What to produce: Go through the material below and copy all lines with "this".

_ _ _

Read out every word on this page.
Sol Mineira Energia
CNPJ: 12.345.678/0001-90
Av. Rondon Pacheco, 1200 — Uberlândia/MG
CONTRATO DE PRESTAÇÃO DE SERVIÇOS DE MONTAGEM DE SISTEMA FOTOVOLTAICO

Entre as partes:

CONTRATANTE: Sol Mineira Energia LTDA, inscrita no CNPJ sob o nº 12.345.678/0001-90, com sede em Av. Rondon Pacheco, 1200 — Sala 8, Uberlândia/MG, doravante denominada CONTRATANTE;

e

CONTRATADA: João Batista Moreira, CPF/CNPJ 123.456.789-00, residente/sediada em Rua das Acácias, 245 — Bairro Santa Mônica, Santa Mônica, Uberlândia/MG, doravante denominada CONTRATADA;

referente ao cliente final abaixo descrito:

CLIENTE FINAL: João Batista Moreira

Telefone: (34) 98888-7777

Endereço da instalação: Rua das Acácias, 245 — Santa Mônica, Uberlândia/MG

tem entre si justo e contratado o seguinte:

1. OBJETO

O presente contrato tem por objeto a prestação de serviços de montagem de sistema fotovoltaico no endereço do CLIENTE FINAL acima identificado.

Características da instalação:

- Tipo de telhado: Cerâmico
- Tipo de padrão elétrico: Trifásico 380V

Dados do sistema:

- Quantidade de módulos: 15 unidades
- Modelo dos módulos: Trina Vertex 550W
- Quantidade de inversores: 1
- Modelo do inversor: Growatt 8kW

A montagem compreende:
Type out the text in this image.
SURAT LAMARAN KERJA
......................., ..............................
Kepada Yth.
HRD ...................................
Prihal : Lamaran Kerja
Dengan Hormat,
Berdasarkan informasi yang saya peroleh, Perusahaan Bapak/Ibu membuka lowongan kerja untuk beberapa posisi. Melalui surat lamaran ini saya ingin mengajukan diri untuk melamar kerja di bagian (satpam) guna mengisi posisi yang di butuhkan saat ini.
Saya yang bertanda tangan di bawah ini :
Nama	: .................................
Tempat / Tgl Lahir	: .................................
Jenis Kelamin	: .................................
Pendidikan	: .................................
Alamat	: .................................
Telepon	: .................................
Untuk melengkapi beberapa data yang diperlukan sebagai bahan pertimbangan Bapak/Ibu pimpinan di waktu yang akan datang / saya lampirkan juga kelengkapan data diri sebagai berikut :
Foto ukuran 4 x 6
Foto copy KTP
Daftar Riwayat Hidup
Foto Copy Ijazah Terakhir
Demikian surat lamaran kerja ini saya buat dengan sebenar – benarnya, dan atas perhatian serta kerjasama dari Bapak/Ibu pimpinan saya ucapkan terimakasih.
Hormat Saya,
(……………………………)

_ _ _

Task result:
Read out every word on this page.
Type out the text in this image.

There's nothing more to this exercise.